Send back the records in full, character for character.

RECORD EXCERPTS:
** Begin **

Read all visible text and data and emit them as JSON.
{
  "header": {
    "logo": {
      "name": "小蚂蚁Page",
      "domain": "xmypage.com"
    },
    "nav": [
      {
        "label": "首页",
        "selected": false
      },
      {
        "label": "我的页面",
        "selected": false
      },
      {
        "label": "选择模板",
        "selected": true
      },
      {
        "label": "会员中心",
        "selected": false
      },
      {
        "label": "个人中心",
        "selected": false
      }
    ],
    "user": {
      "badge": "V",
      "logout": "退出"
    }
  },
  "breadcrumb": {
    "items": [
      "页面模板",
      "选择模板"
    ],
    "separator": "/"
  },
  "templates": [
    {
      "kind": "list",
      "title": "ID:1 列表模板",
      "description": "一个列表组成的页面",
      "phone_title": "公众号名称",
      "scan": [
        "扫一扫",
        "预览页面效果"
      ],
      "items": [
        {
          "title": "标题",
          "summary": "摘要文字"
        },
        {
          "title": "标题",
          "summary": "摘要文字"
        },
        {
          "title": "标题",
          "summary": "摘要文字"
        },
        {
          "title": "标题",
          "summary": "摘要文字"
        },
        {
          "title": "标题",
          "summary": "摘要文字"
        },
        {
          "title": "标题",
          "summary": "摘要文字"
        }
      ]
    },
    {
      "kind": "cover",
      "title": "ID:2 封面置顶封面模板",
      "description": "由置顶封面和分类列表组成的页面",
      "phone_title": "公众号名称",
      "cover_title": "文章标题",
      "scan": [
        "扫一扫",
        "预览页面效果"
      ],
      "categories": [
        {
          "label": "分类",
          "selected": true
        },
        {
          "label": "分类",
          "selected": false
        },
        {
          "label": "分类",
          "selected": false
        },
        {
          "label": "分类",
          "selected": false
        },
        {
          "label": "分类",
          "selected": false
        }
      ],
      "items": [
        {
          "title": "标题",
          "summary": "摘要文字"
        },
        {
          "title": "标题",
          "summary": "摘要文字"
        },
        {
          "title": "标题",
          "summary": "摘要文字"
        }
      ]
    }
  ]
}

** End **

REPLY:
Read all visible text and data and emit them as JSON.
{
  "header": {
    "logo": {
      "name": "小蚂蚁Page",
      "domain": "xmypage.com"
    },
    "nav": [
      {
        "label": "首页",
        "selected": false
      },
      {
        "label": "我的页面",
        "selected": false
      },
      {
        "label": "选择模板",
        "selected": true
      },
      {
        "label": "会员中心",
        "selected": false
      },
      {
        "label": "个人中心",
        "selected": false
      }
    ],
    "user": {
      "badge": "V",
      "logout": "退出"
    }
  },
  "breadcrumb": {
    "items": [
      "页面模板",
      "选择模板"
    ],
    "separator": "/"
  },
  "templates": [
    {
      "kind": "list",
      "title": "ID:1 列表模板",
      "description": "一个列表组成的页面",
      "phone_title": "公众号名称",
      "scan": [
        "扫一扫",
        "预览页面效果"
      ],
      "items": [
        {
          "title": "标题",
          "summary": "摘要文字"
        },
        {
          "title": "标题",
          "summary": "摘要文字"
        },
        {
          "title": "标题",
          "summary": "摘要文字"
        },
        {
          "title": "标题",
          "summary": "摘要文字"
        },
        {
          "title": "标题",
          "summary": "摘要文字"
        },
        {
          "title": "标题",
          "summary": "摘要文字"
        }
      ]
    },
    {
      "kind": "cover",
      "title": "ID:2 封面置顶封面模板",
      "description": "由置顶封面和分类列表组成的页面",
      "phone_title": "公众号名称",
      "cover_title": "文章标题",
      "scan": [
        "扫一扫",
        "预览页面效果"
      ],
      "categories": [
        {
          "label": "分类",
          "selected": true
        },
        {
          "label": "分类",
          "selected": false
        },
        {
          "label": "分类",
          "selected": false
        },
        {
          "label": "分类",
          "selected": false
        },
        {
          "label": "分类",
          "selected": false
        }
      ],
      "items": [
        {
          "title": "标题",
          "summary": "摘要文字"
        },
        {
          "title": "标题",
          "summary": "摘要文字"
        },
        {
          "title": "标题",
          "summary": "摘要文字"
        }
      ]
    }
  ]
}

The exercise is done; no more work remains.